## WHAT THE TASK ASKS
Everything in the listing except the pictures should be written out exactly.

## PROVIDED RECORDS
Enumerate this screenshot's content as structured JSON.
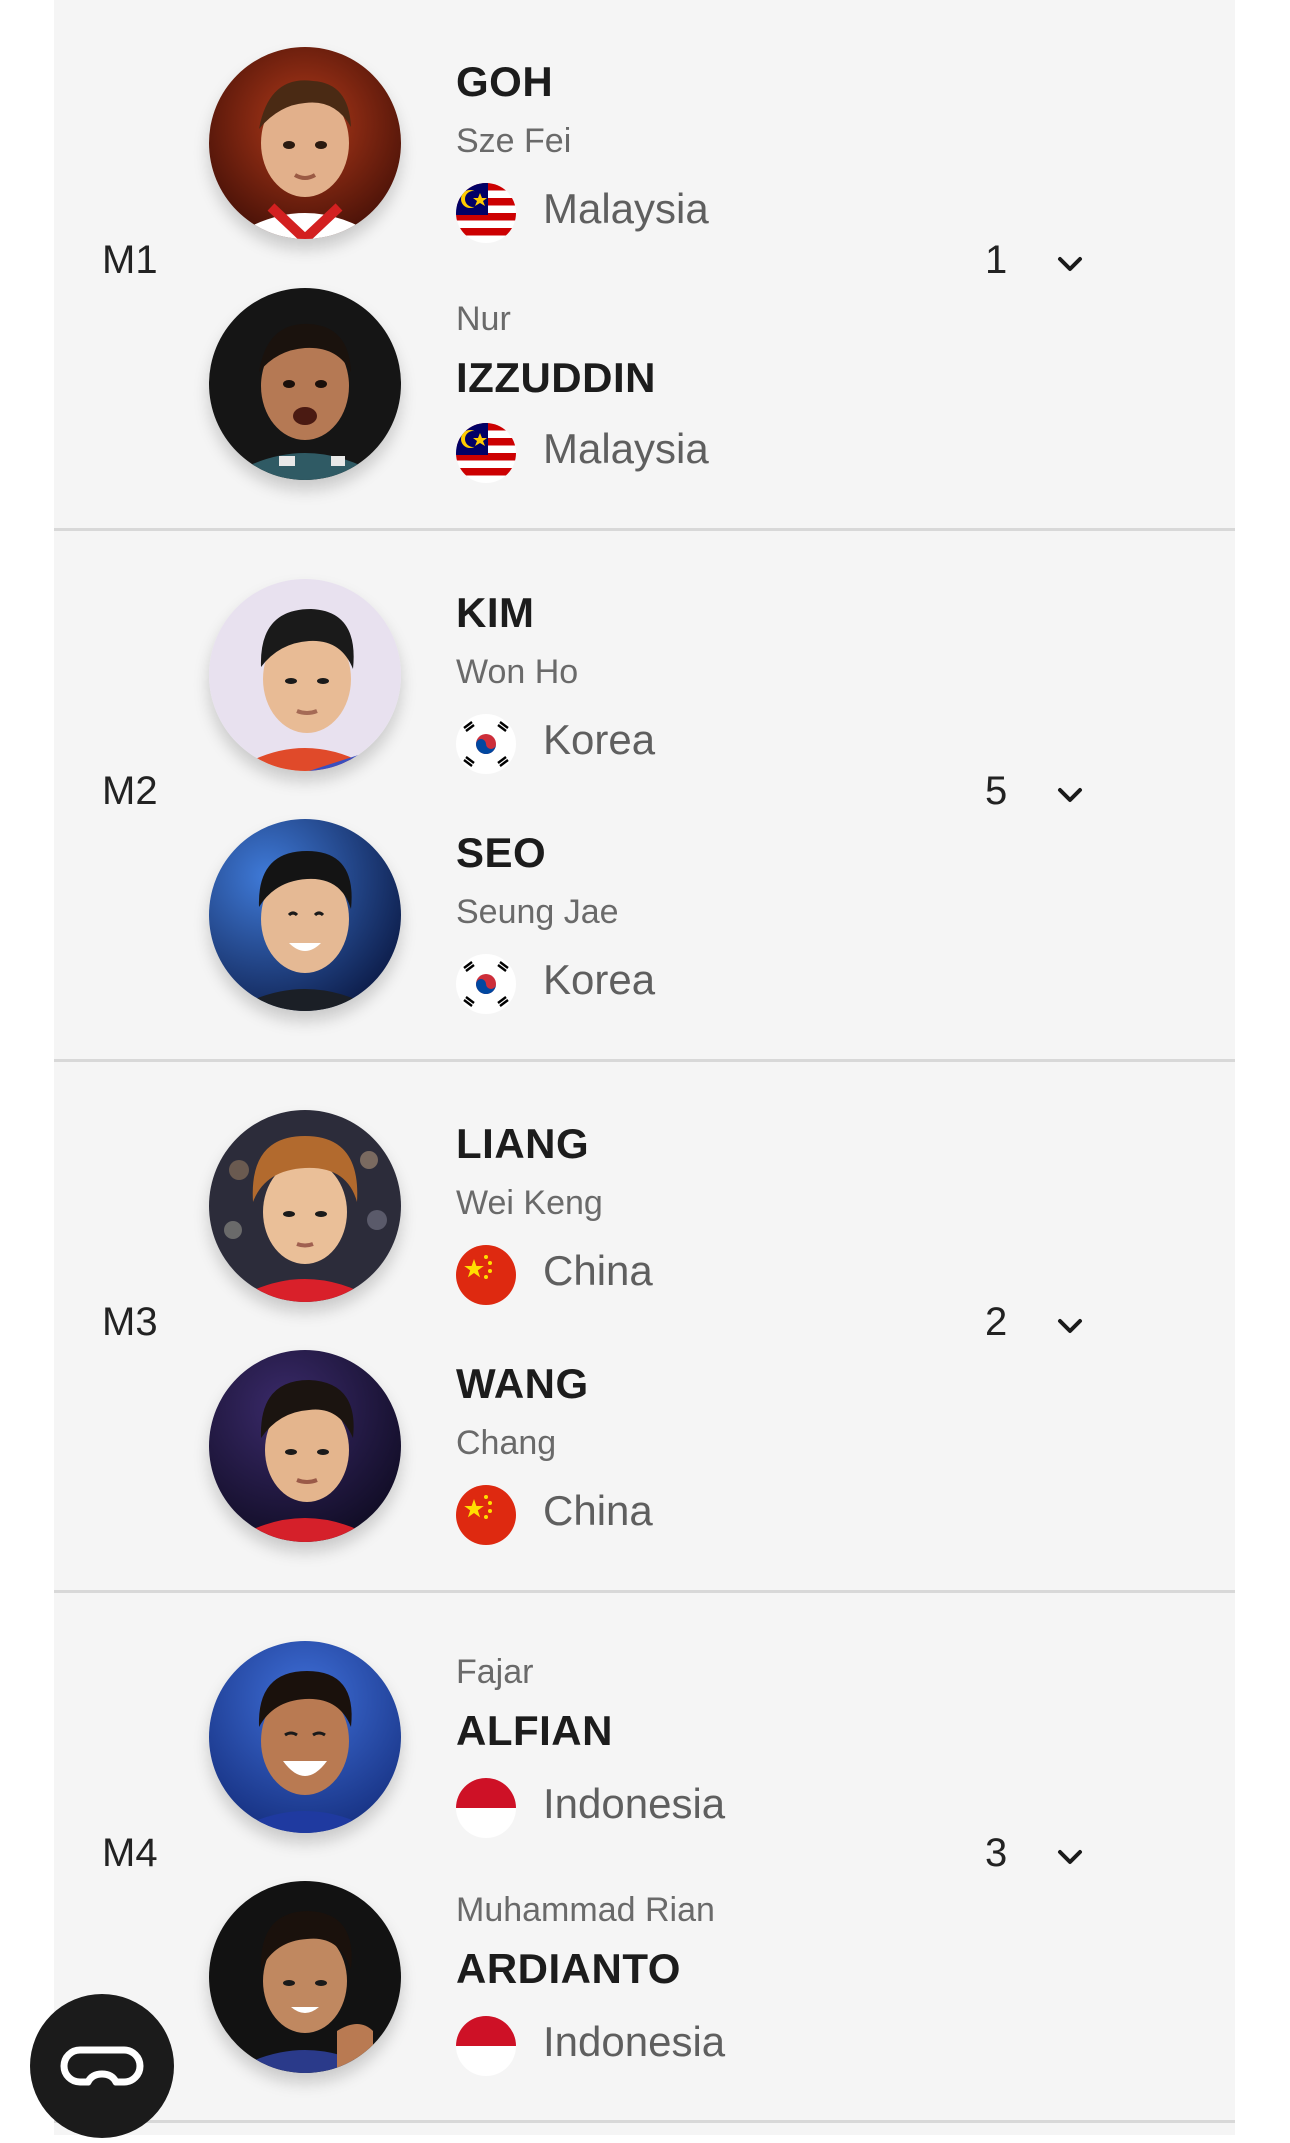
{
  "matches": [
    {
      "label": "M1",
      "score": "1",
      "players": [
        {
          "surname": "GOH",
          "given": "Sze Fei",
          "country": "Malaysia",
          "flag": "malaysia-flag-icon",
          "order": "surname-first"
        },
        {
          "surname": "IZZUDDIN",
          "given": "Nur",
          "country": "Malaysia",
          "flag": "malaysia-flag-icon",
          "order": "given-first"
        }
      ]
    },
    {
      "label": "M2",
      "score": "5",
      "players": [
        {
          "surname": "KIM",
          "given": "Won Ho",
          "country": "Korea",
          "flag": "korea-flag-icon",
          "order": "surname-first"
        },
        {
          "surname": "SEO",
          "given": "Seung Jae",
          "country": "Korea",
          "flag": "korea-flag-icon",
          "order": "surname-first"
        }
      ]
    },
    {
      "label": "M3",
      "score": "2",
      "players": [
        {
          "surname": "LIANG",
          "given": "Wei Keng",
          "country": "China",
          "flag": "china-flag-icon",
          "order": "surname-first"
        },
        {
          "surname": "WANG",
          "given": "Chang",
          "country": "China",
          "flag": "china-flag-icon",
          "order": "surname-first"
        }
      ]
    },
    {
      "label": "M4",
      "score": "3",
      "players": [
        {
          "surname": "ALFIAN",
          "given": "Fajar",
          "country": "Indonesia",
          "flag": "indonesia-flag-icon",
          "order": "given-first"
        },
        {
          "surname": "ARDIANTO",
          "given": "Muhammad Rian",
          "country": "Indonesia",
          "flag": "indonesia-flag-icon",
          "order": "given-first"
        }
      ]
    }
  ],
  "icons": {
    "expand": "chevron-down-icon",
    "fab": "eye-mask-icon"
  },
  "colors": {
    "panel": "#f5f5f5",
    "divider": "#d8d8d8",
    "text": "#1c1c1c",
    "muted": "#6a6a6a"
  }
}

## FINISHED TASK
Enumerate this screenshot's content as structured JSON.
{
  "matches": [
    {
      "label": "M1",
      "score": "1",
      "players": [
        {
          "surname": "GOH",
          "given": "Sze Fei",
          "country": "Malaysia",
          "flag": "malaysia-flag-icon",
          "order": "surname-first"
        },
        {
          "surname": "IZZUDDIN",
          "given": "Nur",
          "country": "Malaysia",
          "flag": "malaysia-flag-icon",
          "order": "given-first"
        }
      ]
    },
    {
      "label": "M2",
      "score": "5",
      "players": [
        {
          "surname": "KIM",
          "given": "Won Ho",
          "country": "Korea",
          "flag": "korea-flag-icon",
          "order": "surname-first"
        },
        {
          "surname": "SEO",
          "given": "Seung Jae",
          "country": "Korea",
          "flag": "korea-flag-icon",
          "order": "surname-first"
        }
      ]
    },
    {
      "label": "M3",
      "score": "2",
      "players": [
        {
          "surname": "LIANG",
          "given": "Wei Keng",
          "country": "China",
          "flag": "china-flag-icon",
          "order": "surname-first"
        },
        {
          "surname": "WANG",
          "given": "Chang",
          "country": "China",
          "flag": "china-flag-icon",
          "order": "surname-first"
        }
      ]
    },
    {
      "label": "M4",
      "score": "3",
      "players": [
        {
          "surname": "ALFIAN",
          "given": "Fajar",
          "country": "Indonesia",
          "flag": "indonesia-flag-icon",
          "order": "given-first"
        },
        {
          "surname": "ARDIANTO",
          "given": "Muhammad Rian",
          "country": "Indonesia",
          "flag": "indonesia-flag-icon",
          "order": "given-first"
        }
      ]
    }
  ],
  "icons": {
    "expand": "chevron-down-icon",
    "fab": "eye-mask-icon"
  },
  "colors": {
    "panel": "#f5f5f5",
    "divider": "#d8d8d8",
    "text": "#1c1c1c",
    "muted": "#6a6a6a"
  }
}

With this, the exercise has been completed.